:: WHAT THE EXERCISE ASKS ::
Write out the material exactly, with the pictures left out.

(Records from a dataset)
◆ ◆ ◆
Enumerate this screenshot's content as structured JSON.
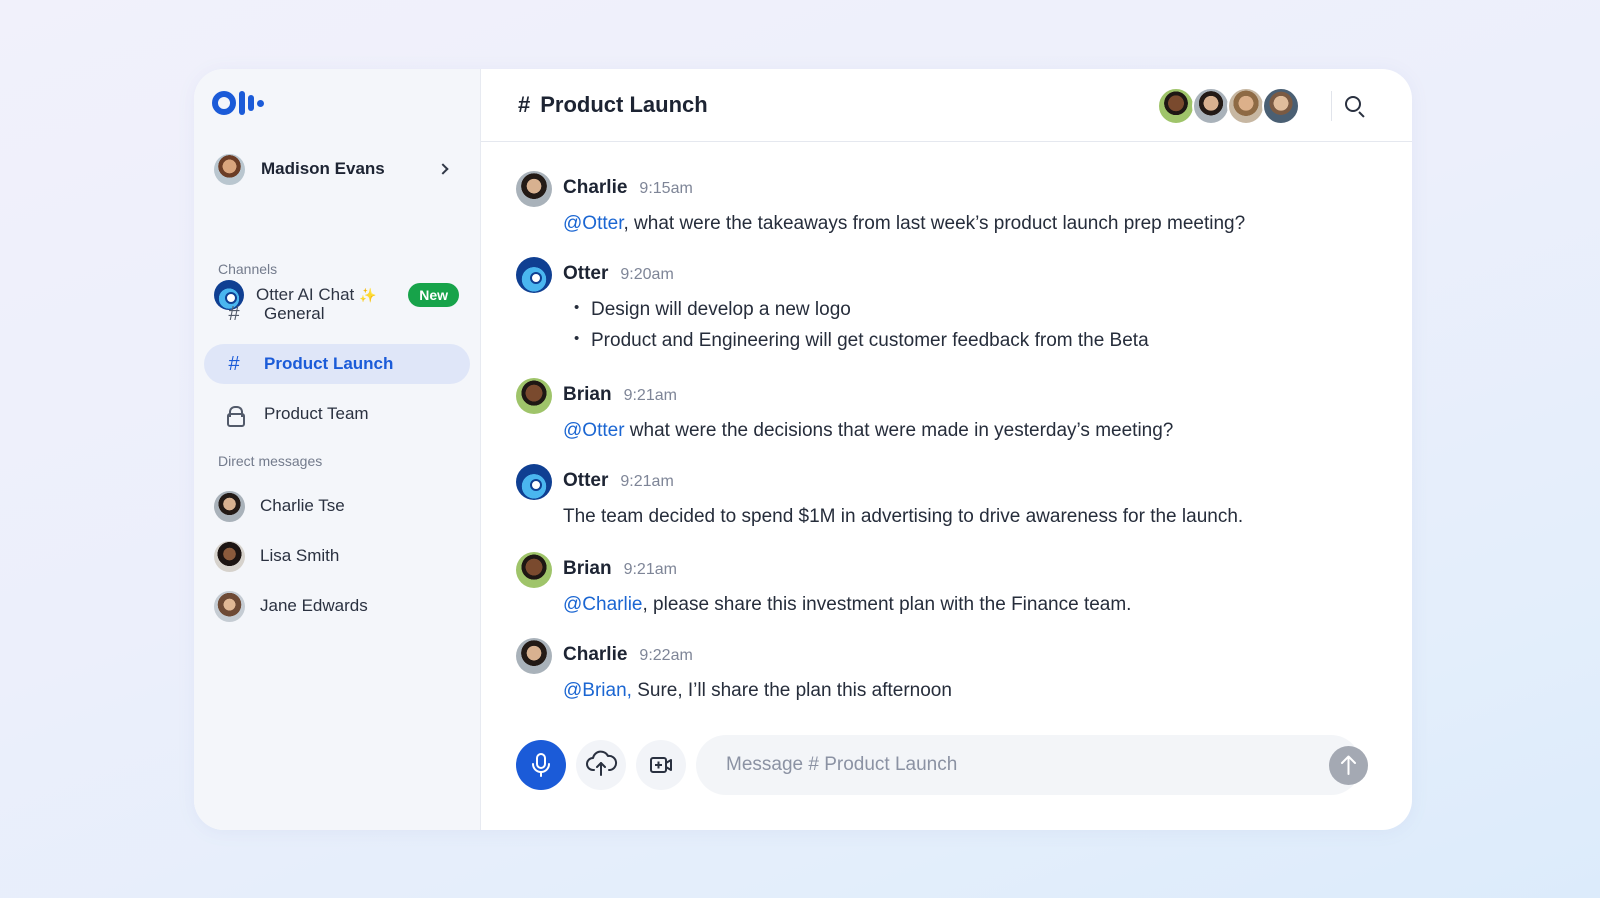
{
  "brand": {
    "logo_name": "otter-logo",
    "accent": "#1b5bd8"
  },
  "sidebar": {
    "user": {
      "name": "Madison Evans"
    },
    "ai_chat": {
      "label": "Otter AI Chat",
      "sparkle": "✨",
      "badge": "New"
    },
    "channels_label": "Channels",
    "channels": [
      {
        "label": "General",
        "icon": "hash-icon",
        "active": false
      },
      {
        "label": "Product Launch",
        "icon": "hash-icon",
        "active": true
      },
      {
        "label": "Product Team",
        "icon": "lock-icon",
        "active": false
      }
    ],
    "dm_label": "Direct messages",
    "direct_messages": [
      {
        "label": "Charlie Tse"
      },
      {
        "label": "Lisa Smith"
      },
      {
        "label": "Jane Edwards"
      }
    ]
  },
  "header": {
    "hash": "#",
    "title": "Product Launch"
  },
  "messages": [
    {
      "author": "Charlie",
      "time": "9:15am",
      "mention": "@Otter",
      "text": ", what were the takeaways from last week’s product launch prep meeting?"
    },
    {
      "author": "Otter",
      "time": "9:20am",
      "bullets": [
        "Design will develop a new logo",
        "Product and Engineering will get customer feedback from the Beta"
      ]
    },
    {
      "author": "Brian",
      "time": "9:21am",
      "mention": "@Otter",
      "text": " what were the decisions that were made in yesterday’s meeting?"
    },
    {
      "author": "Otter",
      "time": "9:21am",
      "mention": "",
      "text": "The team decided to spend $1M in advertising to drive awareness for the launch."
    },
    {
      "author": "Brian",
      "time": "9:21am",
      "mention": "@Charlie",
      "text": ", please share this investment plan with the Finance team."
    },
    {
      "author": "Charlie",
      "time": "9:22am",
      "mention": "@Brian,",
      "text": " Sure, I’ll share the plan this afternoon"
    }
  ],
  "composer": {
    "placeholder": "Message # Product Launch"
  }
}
◆ ◆ ◆
:: FULL SOLUTION ::
Enumerate this screenshot's content as structured JSON.
{
  "brand": {
    "logo_name": "otter-logo",
    "accent": "#1b5bd8"
  },
  "sidebar": {
    "user": {
      "name": "Madison Evans"
    },
    "ai_chat": {
      "label": "Otter AI Chat",
      "sparkle": "✨",
      "badge": "New"
    },
    "channels_label": "Channels",
    "channels": [
      {
        "label": "General",
        "icon": "hash-icon",
        "active": false
      },
      {
        "label": "Product Launch",
        "icon": "hash-icon",
        "active": true
      },
      {
        "label": "Product Team",
        "icon": "lock-icon",
        "active": false
      }
    ],
    "dm_label": "Direct messages",
    "direct_messages": [
      {
        "label": "Charlie Tse"
      },
      {
        "label": "Lisa Smith"
      },
      {
        "label": "Jane Edwards"
      }
    ]
  },
  "header": {
    "hash": "#",
    "title": "Product Launch"
  },
  "messages": [
    {
      "author": "Charlie",
      "time": "9:15am",
      "mention": "@Otter",
      "text": ", what were the takeaways from last week’s product launch prep meeting?"
    },
    {
      "author": "Otter",
      "time": "9:20am",
      "bullets": [
        "Design will develop a new logo",
        "Product and Engineering will get customer feedback from the Beta"
      ]
    },
    {
      "author": "Brian",
      "time": "9:21am",
      "mention": "@Otter",
      "text": " what were the decisions that were made in yesterday’s meeting?"
    },
    {
      "author": "Otter",
      "time": "9:21am",
      "mention": "",
      "text": "The team decided to spend $1M in advertising to drive awareness for the launch."
    },
    {
      "author": "Brian",
      "time": "9:21am",
      "mention": "@Charlie",
      "text": ", please share this investment plan with the Finance team."
    },
    {
      "author": "Charlie",
      "time": "9:22am",
      "mention": "@Brian,",
      "text": " Sure, I’ll share the plan this afternoon"
    }
  ],
  "composer": {
    "placeholder": "Message # Product Launch"
  }
}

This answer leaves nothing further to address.